---- Material for this exercise

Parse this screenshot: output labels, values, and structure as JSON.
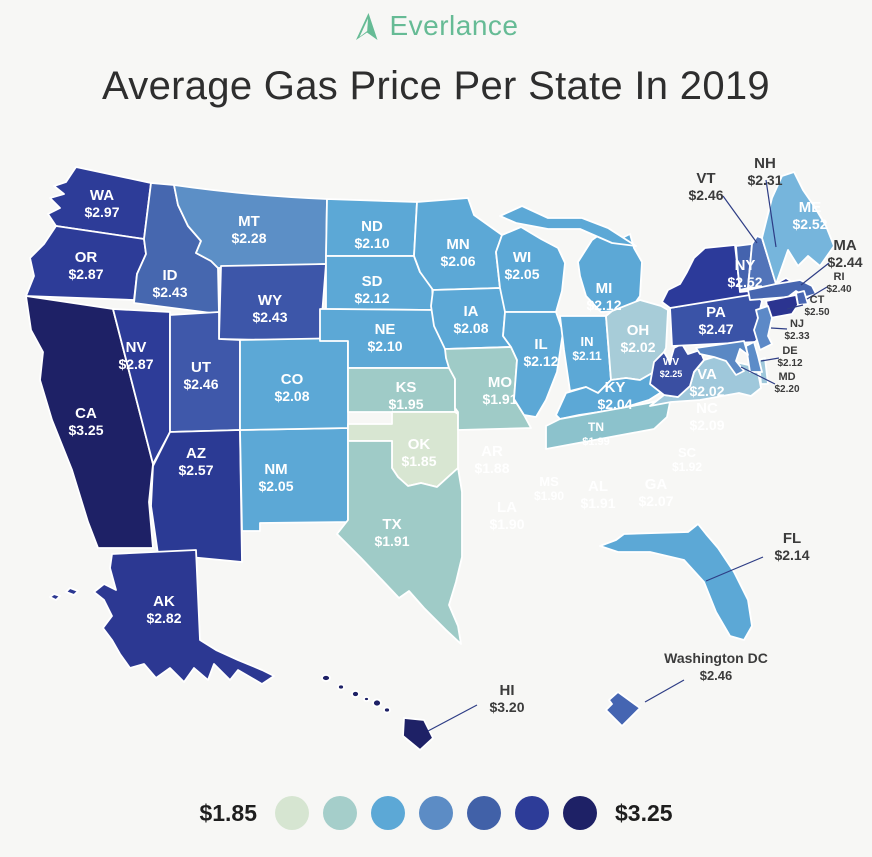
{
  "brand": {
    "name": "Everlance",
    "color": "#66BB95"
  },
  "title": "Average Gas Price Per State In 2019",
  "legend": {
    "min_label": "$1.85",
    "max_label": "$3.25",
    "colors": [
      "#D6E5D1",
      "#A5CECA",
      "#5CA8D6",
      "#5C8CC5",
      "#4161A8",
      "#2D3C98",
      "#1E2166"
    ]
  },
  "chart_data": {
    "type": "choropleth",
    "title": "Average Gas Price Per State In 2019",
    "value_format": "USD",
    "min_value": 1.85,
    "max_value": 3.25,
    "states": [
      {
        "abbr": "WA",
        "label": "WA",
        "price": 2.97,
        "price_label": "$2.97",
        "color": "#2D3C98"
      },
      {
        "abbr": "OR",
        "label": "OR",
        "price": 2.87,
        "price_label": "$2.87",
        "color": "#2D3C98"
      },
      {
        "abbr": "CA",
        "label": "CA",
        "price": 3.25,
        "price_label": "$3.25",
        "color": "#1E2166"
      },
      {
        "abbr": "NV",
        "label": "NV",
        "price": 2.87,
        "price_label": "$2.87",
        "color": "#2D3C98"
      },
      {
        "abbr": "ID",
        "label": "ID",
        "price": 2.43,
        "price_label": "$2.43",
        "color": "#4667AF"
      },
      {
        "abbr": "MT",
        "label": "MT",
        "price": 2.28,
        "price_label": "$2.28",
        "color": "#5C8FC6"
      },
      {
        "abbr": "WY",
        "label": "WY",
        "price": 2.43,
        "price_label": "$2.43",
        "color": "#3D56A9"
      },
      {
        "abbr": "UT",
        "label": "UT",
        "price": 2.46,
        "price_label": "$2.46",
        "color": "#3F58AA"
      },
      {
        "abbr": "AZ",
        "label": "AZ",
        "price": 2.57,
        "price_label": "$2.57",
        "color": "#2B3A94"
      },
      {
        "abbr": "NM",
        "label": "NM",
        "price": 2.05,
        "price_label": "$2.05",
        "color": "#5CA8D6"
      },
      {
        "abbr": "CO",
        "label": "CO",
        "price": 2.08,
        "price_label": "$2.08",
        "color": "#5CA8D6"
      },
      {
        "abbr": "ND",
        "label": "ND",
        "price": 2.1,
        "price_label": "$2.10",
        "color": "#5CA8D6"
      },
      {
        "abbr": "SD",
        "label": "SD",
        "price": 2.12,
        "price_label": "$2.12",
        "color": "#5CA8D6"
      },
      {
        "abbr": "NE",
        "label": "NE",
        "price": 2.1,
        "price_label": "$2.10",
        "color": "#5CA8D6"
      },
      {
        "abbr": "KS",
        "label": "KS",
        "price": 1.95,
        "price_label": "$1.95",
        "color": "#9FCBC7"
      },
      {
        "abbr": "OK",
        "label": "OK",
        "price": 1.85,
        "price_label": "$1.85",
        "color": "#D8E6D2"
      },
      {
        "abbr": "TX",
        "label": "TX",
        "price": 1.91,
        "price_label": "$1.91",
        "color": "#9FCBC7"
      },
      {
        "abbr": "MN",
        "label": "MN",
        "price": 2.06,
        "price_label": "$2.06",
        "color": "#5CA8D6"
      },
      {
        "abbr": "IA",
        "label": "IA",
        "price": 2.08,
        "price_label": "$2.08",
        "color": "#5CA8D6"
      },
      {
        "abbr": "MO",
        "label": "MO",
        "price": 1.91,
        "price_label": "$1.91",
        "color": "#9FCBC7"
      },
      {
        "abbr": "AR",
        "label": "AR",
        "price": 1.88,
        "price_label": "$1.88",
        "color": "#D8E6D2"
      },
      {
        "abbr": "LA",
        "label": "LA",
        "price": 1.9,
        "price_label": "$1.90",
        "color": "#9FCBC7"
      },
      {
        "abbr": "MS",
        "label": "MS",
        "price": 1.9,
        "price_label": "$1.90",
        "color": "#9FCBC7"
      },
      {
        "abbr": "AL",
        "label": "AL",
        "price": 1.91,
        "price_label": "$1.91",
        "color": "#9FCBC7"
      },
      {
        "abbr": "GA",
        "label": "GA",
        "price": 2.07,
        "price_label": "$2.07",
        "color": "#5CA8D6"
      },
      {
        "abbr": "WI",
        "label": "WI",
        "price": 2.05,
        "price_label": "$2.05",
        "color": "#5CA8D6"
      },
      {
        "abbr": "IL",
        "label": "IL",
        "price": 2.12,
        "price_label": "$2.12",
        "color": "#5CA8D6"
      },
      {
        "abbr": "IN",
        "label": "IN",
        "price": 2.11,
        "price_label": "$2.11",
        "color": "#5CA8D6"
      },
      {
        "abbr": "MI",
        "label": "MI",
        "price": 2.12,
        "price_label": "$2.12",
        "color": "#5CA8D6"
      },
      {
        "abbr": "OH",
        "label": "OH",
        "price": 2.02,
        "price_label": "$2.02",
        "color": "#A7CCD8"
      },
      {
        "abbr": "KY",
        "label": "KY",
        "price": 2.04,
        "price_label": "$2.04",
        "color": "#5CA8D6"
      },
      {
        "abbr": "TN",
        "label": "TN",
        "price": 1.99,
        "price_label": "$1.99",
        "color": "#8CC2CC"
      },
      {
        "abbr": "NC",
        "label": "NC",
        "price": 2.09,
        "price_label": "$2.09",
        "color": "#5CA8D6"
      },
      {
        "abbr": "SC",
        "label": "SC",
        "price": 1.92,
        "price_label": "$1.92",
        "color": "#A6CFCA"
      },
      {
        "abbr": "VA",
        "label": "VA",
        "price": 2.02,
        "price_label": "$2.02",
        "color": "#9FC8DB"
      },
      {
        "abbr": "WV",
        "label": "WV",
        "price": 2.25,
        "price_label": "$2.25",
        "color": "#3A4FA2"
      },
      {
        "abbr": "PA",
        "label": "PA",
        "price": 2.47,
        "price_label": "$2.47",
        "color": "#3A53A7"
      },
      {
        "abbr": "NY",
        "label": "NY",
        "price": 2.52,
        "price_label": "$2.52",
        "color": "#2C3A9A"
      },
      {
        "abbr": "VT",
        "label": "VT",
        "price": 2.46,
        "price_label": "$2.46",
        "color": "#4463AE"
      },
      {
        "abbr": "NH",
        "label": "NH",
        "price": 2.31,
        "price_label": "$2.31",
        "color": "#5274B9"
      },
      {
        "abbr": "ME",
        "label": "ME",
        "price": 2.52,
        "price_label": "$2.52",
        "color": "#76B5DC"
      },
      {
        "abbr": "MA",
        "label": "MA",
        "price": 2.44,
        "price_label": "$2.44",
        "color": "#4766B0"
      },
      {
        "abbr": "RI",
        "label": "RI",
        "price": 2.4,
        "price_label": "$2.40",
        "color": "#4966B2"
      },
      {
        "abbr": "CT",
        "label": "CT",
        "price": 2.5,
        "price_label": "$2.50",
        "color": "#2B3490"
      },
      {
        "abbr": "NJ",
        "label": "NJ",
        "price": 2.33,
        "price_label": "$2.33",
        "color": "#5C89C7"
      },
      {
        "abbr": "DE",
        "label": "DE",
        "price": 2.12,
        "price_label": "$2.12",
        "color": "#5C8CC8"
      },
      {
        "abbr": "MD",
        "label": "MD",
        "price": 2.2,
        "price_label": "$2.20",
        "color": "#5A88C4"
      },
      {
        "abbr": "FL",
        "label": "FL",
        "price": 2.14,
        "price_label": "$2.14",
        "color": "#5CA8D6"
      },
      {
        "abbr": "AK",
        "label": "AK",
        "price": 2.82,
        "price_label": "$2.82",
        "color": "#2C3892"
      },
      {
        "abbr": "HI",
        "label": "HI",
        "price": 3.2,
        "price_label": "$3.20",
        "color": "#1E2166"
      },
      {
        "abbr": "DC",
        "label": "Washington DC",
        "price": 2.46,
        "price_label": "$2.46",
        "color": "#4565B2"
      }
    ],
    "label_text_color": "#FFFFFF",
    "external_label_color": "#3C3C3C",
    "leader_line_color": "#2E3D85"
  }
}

--------

Work to complete: Find every line that holds "title" and copy it.

Full answer:
  "title": "Average Gas Price Per State In 2019",
    "title": "Average Gas Price Per State In 2019",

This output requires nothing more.